_TASK INPUTS_:
######
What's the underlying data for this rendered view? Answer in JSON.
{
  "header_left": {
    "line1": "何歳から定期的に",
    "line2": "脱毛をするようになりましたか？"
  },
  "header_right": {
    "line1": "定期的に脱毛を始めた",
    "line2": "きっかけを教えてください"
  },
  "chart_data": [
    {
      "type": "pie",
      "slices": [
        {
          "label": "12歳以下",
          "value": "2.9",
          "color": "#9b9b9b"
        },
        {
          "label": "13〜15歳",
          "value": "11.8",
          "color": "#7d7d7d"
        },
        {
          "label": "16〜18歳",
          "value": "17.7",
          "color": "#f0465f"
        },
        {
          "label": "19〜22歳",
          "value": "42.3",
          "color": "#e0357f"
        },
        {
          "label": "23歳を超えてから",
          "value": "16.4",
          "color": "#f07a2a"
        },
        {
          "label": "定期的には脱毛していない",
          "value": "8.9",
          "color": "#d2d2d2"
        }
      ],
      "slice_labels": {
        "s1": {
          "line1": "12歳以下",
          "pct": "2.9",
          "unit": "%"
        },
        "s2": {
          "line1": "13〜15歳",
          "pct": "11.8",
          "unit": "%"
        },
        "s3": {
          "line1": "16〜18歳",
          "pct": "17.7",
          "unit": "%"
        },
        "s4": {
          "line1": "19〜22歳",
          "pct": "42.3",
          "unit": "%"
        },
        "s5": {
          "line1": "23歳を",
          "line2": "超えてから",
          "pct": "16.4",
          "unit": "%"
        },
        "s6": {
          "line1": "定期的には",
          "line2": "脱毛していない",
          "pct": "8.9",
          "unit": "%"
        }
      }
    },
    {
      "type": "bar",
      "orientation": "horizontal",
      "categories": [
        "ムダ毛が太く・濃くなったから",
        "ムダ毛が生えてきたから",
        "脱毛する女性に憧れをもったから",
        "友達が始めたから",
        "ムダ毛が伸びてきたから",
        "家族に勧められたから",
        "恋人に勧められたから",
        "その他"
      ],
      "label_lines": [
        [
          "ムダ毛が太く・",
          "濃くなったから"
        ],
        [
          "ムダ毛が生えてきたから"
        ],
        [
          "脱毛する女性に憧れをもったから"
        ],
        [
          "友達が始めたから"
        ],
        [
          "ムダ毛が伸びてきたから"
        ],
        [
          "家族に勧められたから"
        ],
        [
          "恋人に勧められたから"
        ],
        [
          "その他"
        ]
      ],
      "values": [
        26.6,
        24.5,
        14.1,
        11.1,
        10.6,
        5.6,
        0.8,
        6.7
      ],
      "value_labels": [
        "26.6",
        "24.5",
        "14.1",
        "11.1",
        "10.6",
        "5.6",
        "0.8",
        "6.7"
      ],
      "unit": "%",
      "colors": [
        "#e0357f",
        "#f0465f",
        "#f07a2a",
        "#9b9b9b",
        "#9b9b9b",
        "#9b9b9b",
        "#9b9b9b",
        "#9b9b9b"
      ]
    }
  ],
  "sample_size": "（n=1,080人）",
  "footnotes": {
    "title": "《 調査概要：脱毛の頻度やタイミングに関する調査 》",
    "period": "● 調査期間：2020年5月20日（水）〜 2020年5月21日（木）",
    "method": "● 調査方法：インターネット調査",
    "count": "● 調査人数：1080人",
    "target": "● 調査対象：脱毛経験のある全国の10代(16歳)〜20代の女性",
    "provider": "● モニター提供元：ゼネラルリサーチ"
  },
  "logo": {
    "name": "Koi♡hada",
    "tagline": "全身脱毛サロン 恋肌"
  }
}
######
_EXERCISE INSTRUCTIONS_:
Scan the listing above for the word "脱毛する女性に憧れをもったから" and show each line where it is found.

_SOLVED EXERCISE_:
        "脱毛する女性に憧れをもったから",
          "脱毛する女性に憧れをもったから"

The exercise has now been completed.